> [WHAT TO PRODUCE]
Write out all of the entries exactly, please.

Start of DATA SECTION

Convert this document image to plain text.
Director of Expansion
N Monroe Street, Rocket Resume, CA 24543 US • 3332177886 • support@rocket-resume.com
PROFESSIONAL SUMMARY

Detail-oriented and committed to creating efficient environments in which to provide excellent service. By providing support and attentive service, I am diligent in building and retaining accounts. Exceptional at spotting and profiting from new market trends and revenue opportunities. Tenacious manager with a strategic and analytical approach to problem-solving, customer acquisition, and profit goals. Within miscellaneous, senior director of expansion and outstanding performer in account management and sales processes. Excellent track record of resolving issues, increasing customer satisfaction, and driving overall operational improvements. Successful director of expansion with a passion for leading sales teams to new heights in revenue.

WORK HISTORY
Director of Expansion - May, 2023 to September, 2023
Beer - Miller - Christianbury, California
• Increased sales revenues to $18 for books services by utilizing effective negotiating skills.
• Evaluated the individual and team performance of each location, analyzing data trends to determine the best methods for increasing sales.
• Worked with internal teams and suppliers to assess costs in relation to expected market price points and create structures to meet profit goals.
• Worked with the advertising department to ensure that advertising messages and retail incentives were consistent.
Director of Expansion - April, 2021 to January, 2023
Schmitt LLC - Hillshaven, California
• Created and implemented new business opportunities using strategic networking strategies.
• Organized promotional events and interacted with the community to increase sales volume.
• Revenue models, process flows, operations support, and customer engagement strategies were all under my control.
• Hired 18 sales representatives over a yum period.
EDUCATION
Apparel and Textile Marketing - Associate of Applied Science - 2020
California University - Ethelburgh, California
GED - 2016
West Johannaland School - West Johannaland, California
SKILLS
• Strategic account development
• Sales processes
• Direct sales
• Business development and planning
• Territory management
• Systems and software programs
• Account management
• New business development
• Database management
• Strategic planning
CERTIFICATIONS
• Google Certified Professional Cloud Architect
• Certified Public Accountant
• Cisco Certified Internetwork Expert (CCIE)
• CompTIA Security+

End of DATA SECTION

> [WRITTEN RESPONSE]
Convert this document image to plain text.
Director of Expansion
N Monroe Street, Rocket Resume, CA 24543 US • 3332177886 • support@rocket-resume.com
PROFESSIONAL SUMMARY

Detail-oriented and committed to creating efficient environments in which to provide excellent service. By providing support and attentive service, I am diligent in building and retaining accounts. Exceptional at spotting and profiting from new market trends and revenue opportunities. Tenacious manager with a strategic and analytical approach to problem-solving, customer acquisition, and profit goals. Within miscellaneous, senior director of expansion and outstanding performer in account management and sales processes. Excellent track record of resolving issues, increasing customer satisfaction, and driving overall operational improvements. Successful director of expansion with a passion for leading sales teams to new heights in revenue.

WORK HISTORY
Director of Expansion - May, 2023 to September, 2023
Beer - Miller - Christianbury, California
• Increased sales revenues to $18 for books services by utilizing effective negotiating skills.
• Evaluated the individual and team performance of each location, analyzing data trends to determine the best methods for increasing sales.
• Worked with internal teams and suppliers to assess costs in relation to expected market price points and create structures to meet profit goals.
• Worked with the advertising department to ensure that advertising messages and retail incentives were consistent.
Director of Expansion - April, 2021 to January, 2023
Schmitt LLC - Hillshaven, California
• Created and implemented new business opportunities using strategic networking strategies.
• Organized promotional events and interacted with the community to increase sales volume.
• Revenue models, process flows, operations support, and customer engagement strategies were all under my control.
• Hired 18 sales representatives over a yum period.
EDUCATION
Apparel and Textile Marketing - Associate of Applied Science - 2020
California University - Ethelburgh, California
GED - 2016
West Johannaland School - West Johannaland, California
SKILLS
• Strategic account development
• Sales processes
• Direct sales
• Business development and planning
• Territory management
• Systems and software programs
• Account management
• New business development
• Database management
• Strategic planning
CERTIFICATIONS
• Google Certified Professional Cloud Architect
• Certified Public Accountant
• Cisco Certified Internetwork Expert (CCIE)
• CompTIA Security+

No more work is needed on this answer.